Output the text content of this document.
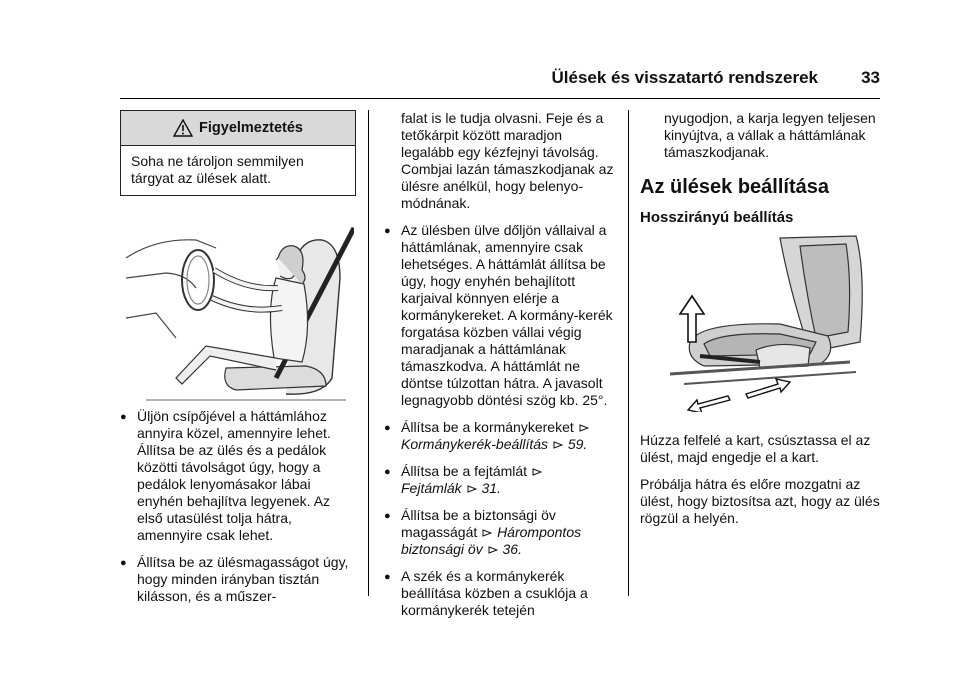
Ülések és visszatartó rendszerek	33
Figyelmeztetés
Soha ne tároljon semmilyen tárgyat az ülések alatt.
● Üljön csípőjével a háttámlához annyira közel, amennyire lehet. Állítsa be az ülés és a pedálok közötti távolságot úgy, hogy a pedálok lenyomásakor lábai enyhén behajlítva legyenek. Az első utasülést tolja hátra, amennyire csak lehet.
● Állítsa be az ülésmagasságot úgy, hogy minden irányban tisztán kilásson, és a műszer-

falat is le tudja olvasni. Feje és a tetőkárpit között maradjon legalább egy kézfejnyi távolság. Combjai lazán támaszkodjanak az ülésre anélkül, hogy belenyo-módnának.

● Az ülésben ülve dőljön vállaival a háttámlának, amennyire csak lehetséges. A háttámlát állítsa be úgy, hogy enyhén behajlított karjaival könnyen elérje a kormánykereket. A kormány-kerék forgatása közben vállai végig maradjanak a háttámlának támaszkodva. A háttámlát ne döntse túlzottan hátra. A javasolt legnagyobb döntési szög kb. 25°.
● Állítsa be a kormánykereket
Kormánykerék-beállítás 59.
● Állítsa be a fejtámlát
Fejtámlák 31.
● Állítsa be a biztonsági öv magasságát Hárompontos biztonsági öv 36.
● A szék és a kormánykerék beállítása közben a csuklója a kormánykerék tetején

nyugodjon, a karja legyen teljesen kinyújtva, a vállak a háttámlának támaszkodjanak.

Az ülések beállítása
Hosszirányú beállítás

Húzza felfelé a kart, csúsztassa el az ülést, majd engedje el a kart.

Próbálja hátra és előre mozgatni az ülést, hogy biztosítsa azt, hogy az ülés rögzül a helyén.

+ + + + + + +

Work required
Print the full listing exactly, dropping the pictures.

Task output
Output the text content of this document.
Ülések és visszatartó rendszerek	33
Figyelmeztetés
Soha ne tároljon semmilyen tárgyat az ülések alatt.
● Üljön csípőjével a háttámlához annyira közel, amennyire lehet. Állítsa be az ülés és a pedálok közötti távolságot úgy, hogy a pedálok lenyomásakor lábai enyhén behajlítva legyenek. Az első utasülést tolja hátra, amennyire csak lehet.
● Állítsa be az ülésmagasságot úgy, hogy minden irányban tisztán kilásson, és a műszer-

falat is le tudja olvasni. Feje és a tetőkárpit között maradjon legalább egy kézfejnyi távolság. Combjai lazán támaszkodjanak az ülésre anélkül, hogy belenyo-módnának.

● Az ülésben ülve dőljön vállaival a háttámlának, amennyire csak lehetséges. A háttámlát állítsa be úgy, hogy enyhén behajlított karjaival könnyen elérje a kormánykereket. A kormány-kerék forgatása közben vállai végig maradjanak a háttámlának támaszkodva. A háttámlát ne döntse túlzottan hátra. A javasolt legnagyobb döntési szög kb. 25°.
● Állítsa be a kormánykereket
Kormánykerék-beállítás 59.
● Állítsa be a fejtámlát
Fejtámlák 31.
● Állítsa be a biztonsági öv magasságát Hárompontos biztonsági öv 36.
● A szék és a kormánykerék beállítása közben a csuklója a kormánykerék tetején

nyugodjon, a karja legyen teljesen kinyújtva, a vállak a háttámlának támaszkodjanak.

Az ülések beállítása
Hosszirányú beállítás

Húzza felfelé a kart, csúsztassa el az ülést, majd engedje el a kart.

Próbálja hátra és előre mozgatni az ülést, hogy biztosítsa azt, hogy az ülés rögzül a helyén.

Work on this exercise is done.